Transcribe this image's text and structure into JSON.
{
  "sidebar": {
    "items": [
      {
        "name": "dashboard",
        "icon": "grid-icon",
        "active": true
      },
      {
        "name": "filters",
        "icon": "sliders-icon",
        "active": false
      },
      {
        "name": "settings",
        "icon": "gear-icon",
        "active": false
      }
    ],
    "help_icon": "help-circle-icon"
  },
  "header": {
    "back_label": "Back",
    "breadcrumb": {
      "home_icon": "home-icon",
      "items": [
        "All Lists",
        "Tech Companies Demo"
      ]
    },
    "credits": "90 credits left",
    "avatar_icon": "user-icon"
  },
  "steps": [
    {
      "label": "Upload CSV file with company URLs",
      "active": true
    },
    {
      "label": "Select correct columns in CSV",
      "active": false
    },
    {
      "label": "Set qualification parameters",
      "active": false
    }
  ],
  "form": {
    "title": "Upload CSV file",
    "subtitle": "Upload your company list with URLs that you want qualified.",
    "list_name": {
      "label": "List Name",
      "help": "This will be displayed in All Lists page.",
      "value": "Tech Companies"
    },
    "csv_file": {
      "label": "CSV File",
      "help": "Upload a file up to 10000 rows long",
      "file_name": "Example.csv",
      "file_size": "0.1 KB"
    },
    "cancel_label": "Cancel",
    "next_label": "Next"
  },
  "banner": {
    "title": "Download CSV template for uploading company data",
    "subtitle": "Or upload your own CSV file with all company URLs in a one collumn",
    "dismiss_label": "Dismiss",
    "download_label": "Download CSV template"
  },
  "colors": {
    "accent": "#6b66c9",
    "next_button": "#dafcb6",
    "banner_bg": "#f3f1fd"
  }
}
■ ■ ■ ■
Written task:
Pull out every line in the material above where "Tech" occurs.

Task response:
        "Tech Companies Demo"
      "value": "Tech Companies"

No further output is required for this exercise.